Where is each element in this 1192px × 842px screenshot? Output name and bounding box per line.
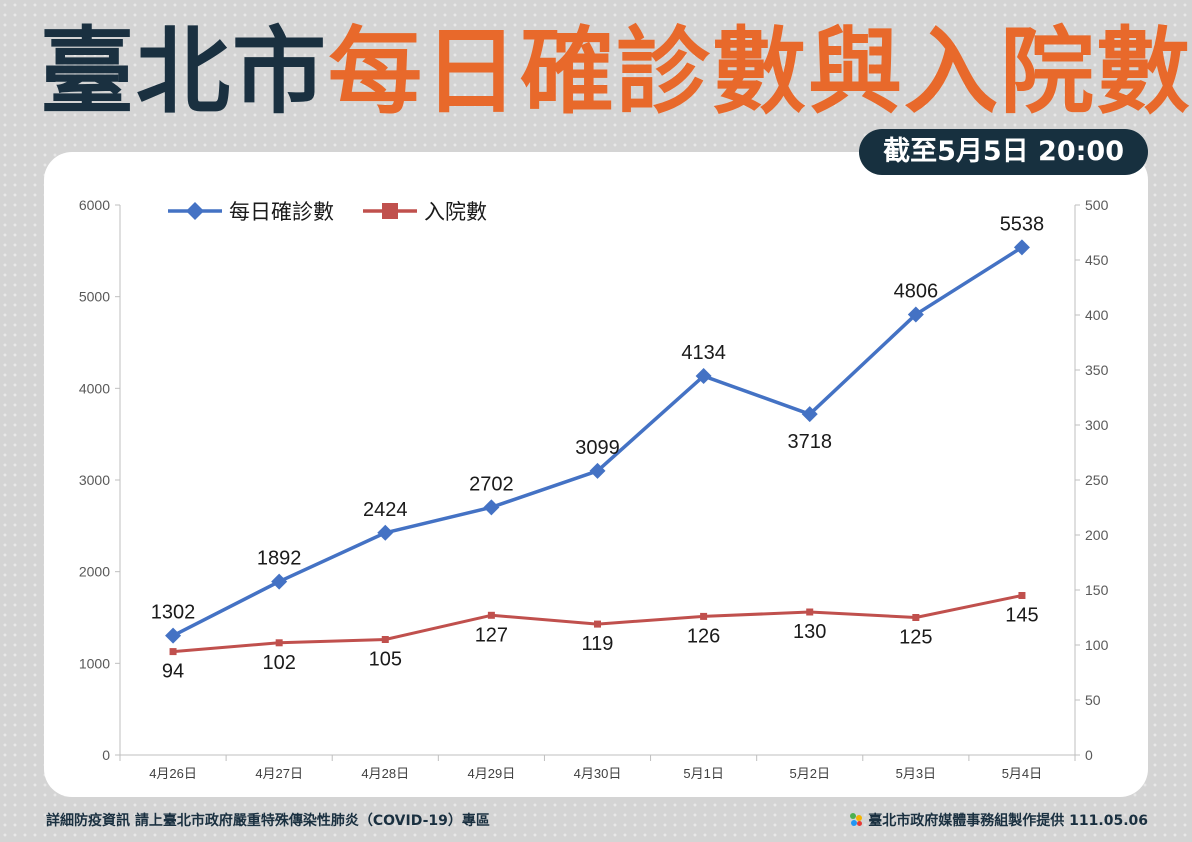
series-daily-point (483, 499, 500, 516)
x-tick-label: 4月28日 (361, 766, 409, 781)
series-hosp-data-label: 102 (262, 652, 295, 674)
y-right-tick-label: 100 (1085, 637, 1109, 653)
series-hosp-point (487, 611, 495, 619)
series-daily-data-label: 4806 (894, 280, 939, 302)
y-right-tick-label: 500 (1085, 197, 1109, 213)
page-title: 臺北市每日確診數與入院數 (40, 18, 1192, 128)
x-tick-label: 4月26日 (149, 766, 197, 781)
series-daily-data-label: 2702 (469, 473, 514, 495)
legend-hosp-label: 入院數 (424, 201, 487, 224)
series-daily-point (165, 627, 182, 644)
legend-daily-label: 每日確診數 (229, 201, 334, 224)
series-daily-point (907, 306, 924, 323)
series-daily-data-label: 4134 (681, 342, 726, 364)
y-right-tick-label: 400 (1085, 307, 1109, 323)
date-badge: 截至5月5日 20:00 (859, 129, 1148, 175)
taipei-logo-icon (848, 812, 864, 828)
y-right-tick-label: 50 (1085, 692, 1101, 708)
series-daily-point (589, 462, 606, 479)
series-daily-point (1013, 239, 1030, 256)
series-daily-point (695, 368, 712, 385)
series-hosp-data-label: 119 (582, 633, 614, 655)
series-hosp-data-label: 125 (899, 627, 932, 649)
series-hosp-data-label: 126 (687, 625, 720, 647)
series-daily-point (271, 573, 288, 590)
series-daily-point (801, 406, 818, 423)
y-right-tick-label: 300 (1085, 417, 1109, 433)
x-tick-label: 5月3日 (896, 766, 936, 781)
series-hosp-point (700, 612, 708, 620)
title-subject: 每日確診數與入院數 (328, 18, 1192, 127)
y-left-tick-label: 2000 (79, 564, 110, 580)
series-hosp-point (912, 614, 920, 621)
y-right-tick-label: 0 (1085, 747, 1093, 763)
series-daily-point (377, 524, 394, 541)
legend-daily-marker (186, 202, 204, 220)
y-left-tick-label: 3000 (79, 472, 110, 488)
title-city: 臺北市 (40, 18, 329, 127)
series-daily-data-label: 3718 (787, 431, 832, 453)
series-hosp-point (594, 620, 601, 628)
series-daily-data-label: 5538 (1000, 213, 1045, 235)
footer-credit: 臺北市政府媒體事務組製作提供 111.05.06 (848, 810, 1148, 830)
series-daily-data-label: 3099 (575, 437, 620, 459)
y-right-tick-label: 150 (1085, 582, 1109, 598)
series-daily-data-label: 1302 (151, 602, 196, 624)
y-left-tick-label: 4000 (79, 380, 110, 396)
y-right-tick-label: 350 (1085, 362, 1109, 378)
series-daily-data-label: 2424 (363, 499, 408, 521)
series-hosp-point (381, 636, 389, 643)
series-hosp-point (1018, 592, 1026, 599)
series-hosp-point (169, 648, 177, 656)
y-left-tick-label: 1000 (79, 655, 110, 671)
y-left-tick-label: 6000 (79, 197, 110, 213)
x-tick-label: 5月1日 (683, 766, 723, 781)
x-tick-label: 5月4日 (1002, 766, 1042, 781)
y-right-tick-label: 250 (1085, 472, 1109, 488)
series-hosp-data-label: 105 (369, 649, 402, 671)
series-hosp-data-label: 145 (1005, 605, 1038, 627)
legend-hosp-marker (382, 203, 398, 219)
series-hosp-data-label: 94 (162, 661, 184, 683)
series-daily-data-label: 1892 (257, 548, 302, 570)
x-tick-label: 4月29日 (468, 766, 516, 781)
series-hosp-point (275, 639, 283, 647)
y-right-tick-label: 200 (1085, 527, 1109, 543)
x-tick-label: 5月2日 (789, 766, 829, 781)
y-right-tick-label: 450 (1085, 252, 1109, 268)
series-hosp-point (806, 608, 814, 616)
series-hosp-data-label: 130 (793, 621, 826, 643)
footer-credit-text: 臺北市政府媒體事務組製作提供 111.05.06 (868, 813, 1148, 829)
x-tick-label: 4月30日 (574, 766, 622, 781)
y-left-tick-label: 5000 (79, 289, 110, 305)
footer-info: 詳細防疫資訊 請上臺北市政府嚴重特殊傳染性肺炎（COVID-19）專區 (46, 813, 490, 829)
x-tick-label: 4月27日 (255, 766, 303, 781)
series-hosp-data-label: 127 (475, 624, 508, 646)
y-left-tick-label: 0 (102, 747, 110, 763)
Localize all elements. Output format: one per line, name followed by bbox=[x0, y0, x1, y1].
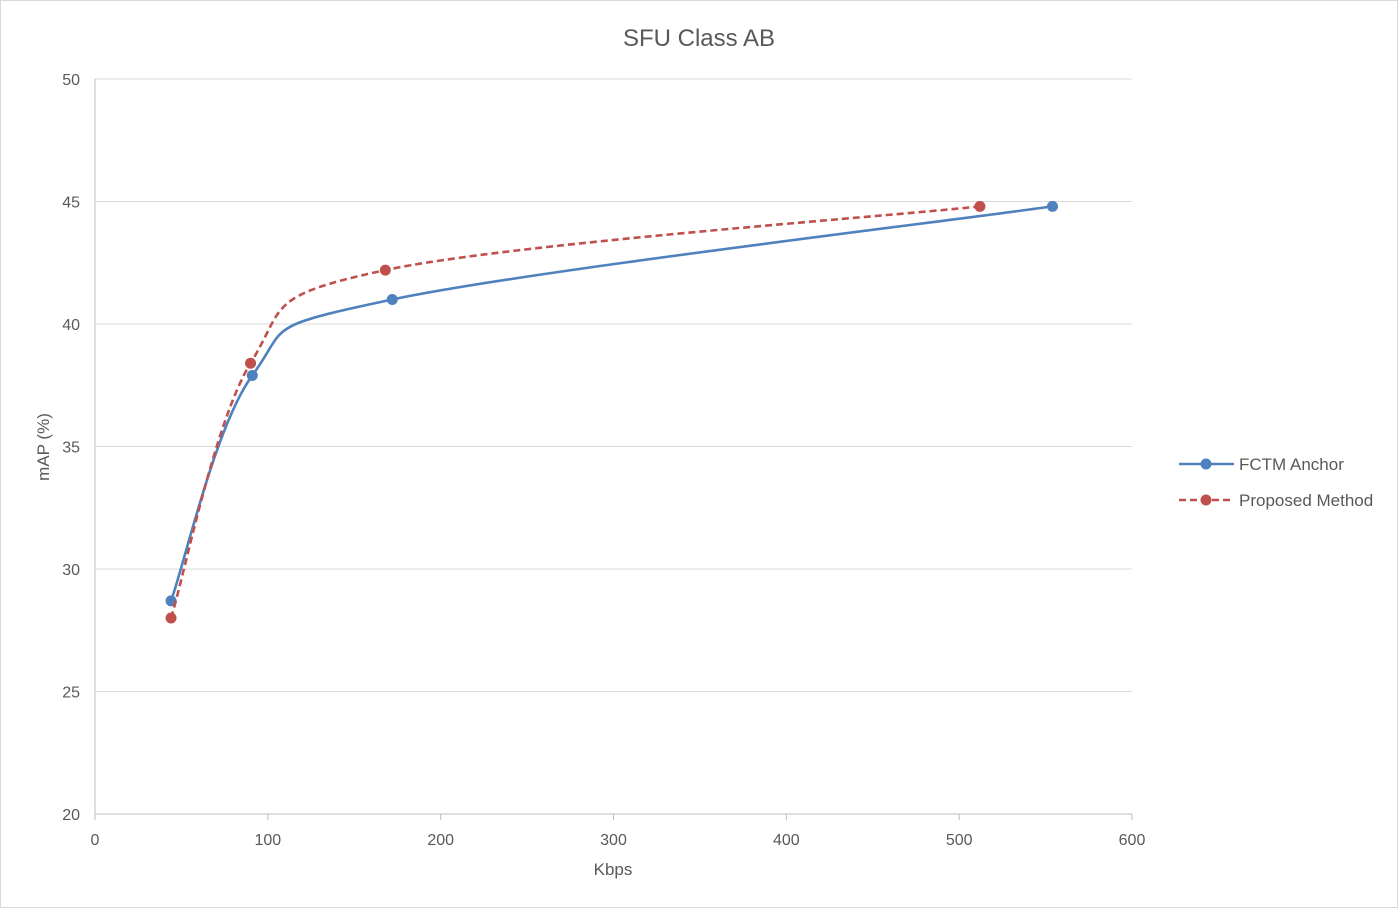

STATED TASK: Convert every line of the items above into a JSON list of strings, one string per line, leaving out blank lines and the picture placeholders.

OUTPUT FOR THIS TASK:
[
  "Where is each element in this 1192px × 842px screenshot? Output name and bounding box per line.",
  "series-daily-point (483, 499, 500, 516)",
  "x-tick-label: 4月28日 (361, 766, 409, 781)",
  "series-hosp-data-label: 102 (262, 652, 295, 674)",
  "y-right-tick-label: 100 (1085, 637, 1109, 653)",
  "series-hosp-point (487, 611, 495, 619)",
  "series-daily-data-label: 4806 (894, 280, 939, 302)",
  "y-right-tick-label: 500 (1085, 197, 1109, 213)",
  "page-title: 臺北市每日確診數與入院數 (40, 18, 1192, 128)",
  "x-tick-label: 4月26日 (149, 766, 197, 781)",
  "series-daily-data-label: 2702 (469, 473, 514, 495)",
  "legend-hosp-label: 入院數 (424, 201, 487, 224)",
  "series-daily-point (165, 627, 182, 644)",
  "legend-daily-label: 每日確診數 (229, 201, 334, 224)",
  "series-daily-point (907, 306, 924, 323)",
  "series-daily-data-label: 4134 (681, 342, 726, 364)",
  "y-right-tick-label: 400 (1085, 307, 1109, 323)",
  "date-badge: 截至5月5日 20:00 (859, 129, 1148, 175)",
  "taipei-logo-icon (848, 812, 864, 828)",
  "y-right-tick-label: 50 (1085, 692, 1101, 708)",
  "series-daily-point (589, 462, 606, 479)",
  "series-daily-point (1013, 239, 1030, 256)",
  "series-daily-point (695, 368, 712, 385)",
  "series-hosp-data-label: 119 (582, 633, 614, 655)",
  "series-hosp-data-label: 125 (899, 627, 932, 649)",
  "series-hosp-data-label: 126 (687, 625, 720, 647)",
  "series-daily-point (271, 573, 288, 590)",
  "series-daily-point (801, 406, 818, 423)",
  "y-right-tick-label: 300 (1085, 417, 1109, 433)",
  "x-tick-label: 5月3日 (896, 766, 936, 781)",
  "series-hosp-point (700, 612, 708, 620)",
  "title-subject: 每日確診數與入院數 (328, 18, 1192, 127)",
  "y-left-tick-label: 2000 (79, 564, 110, 580)",
  "series-hosp-point (912, 614, 920, 621)",
  "y-right-tick-label: 0 (1085, 747, 1093, 763)",
  "series-daily-point (377, 524, 394, 541)",
  "legend-daily-marker (186, 202, 204, 220)",
  "y-left-tick-label: 3000 (79, 472, 110, 488)",
  "title-city: 臺北市 (40, 18, 329, 127)",
  "series-daily-data-label: 3718 (787, 431, 832, 453)",
  "series-hosp-point (594, 620, 601, 628)",
  "series-daily-data-label: 5538 (1000, 213, 1045, 235)",
  "footer-credit: 臺北市政府媒體事務組製作提供 111.05.06 (848, 810, 1148, 830)",
  "series-daily-data-label: 3099 (575, 437, 620, 459)",
  "y-right-tick-label: 150 (1085, 582, 1109, 598)",
  "series-daily-data-label: 1302 (151, 602, 196, 624)",
  "y-left-tick-label: 4000 (79, 380, 110, 396)",
  "y-right-tick-label: 350 (1085, 362, 1109, 378)",
  "series-daily-data-label: 2424 (363, 499, 408, 521)",
  "series-hosp-point (381, 636, 389, 643)",
  "series-hosp-point (1018, 592, 1026, 599)",
  "series-hosp-point (169, 648, 177, 656)",
  "y-left-tick-label: 1000 (79, 655, 110, 671)",
  "y-left-tick-label: 6000 (79, 197, 110, 213)",
  "x-tick-label: 5月1日 (683, 766, 723, 781)",
  "x-tick-label: 5月4日 (1002, 766, 1042, 781)",
  "y-right-tick-label: 250 (1085, 472, 1109, 488)",
  "series-hosp-data-label: 105 (369, 649, 402, 671)",
  "series-hosp-data-label: 145 (1005, 605, 1038, 627)",
  "legend-hosp-marker (382, 203, 398, 219)",
  "series-hosp-data-label: 94 (162, 661, 184, 683)",
  "series-daily-data-label: 1892 (257, 548, 302, 570)",
  "x-tick-label: 4月29日 (468, 766, 516, 781)",
  "series-hosp-point (275, 639, 283, 647)",
  "y-right-tick-label: 200 (1085, 527, 1109, 543)",
  "x-tick-label: 5月2日 (789, 766, 829, 781)",
  "y-right-tick-label: 450 (1085, 252, 1109, 268)",
  "series-hosp-point (806, 608, 814, 616)",
  "series-hosp-data-label: 130 (793, 621, 826, 643)",
  "footer-credit-text: 臺北市政府媒體事務組製作提供 111.05.06 (868, 813, 1148, 829)",
  "x-tick-label: 4月30日 (574, 766, 622, 781)",
  "y-left-tick-label: 5000 (79, 289, 110, 305)",
  "footer-info: 詳細防疫資訊 請上臺北市政府嚴重特殊傳染性肺炎（COVID-19）專區 (46, 813, 490, 829)",
  "x-tick-label: 4月27日 (255, 766, 303, 781)",
  "series-hosp-data-label: 127 (475, 624, 508, 646)",
  "y-left-tick-label: 0 (102, 747, 110, 763)",
  "Localize all elements. Output format: one per line, name followed by bbox=[x0, y0, x1, y1]."
]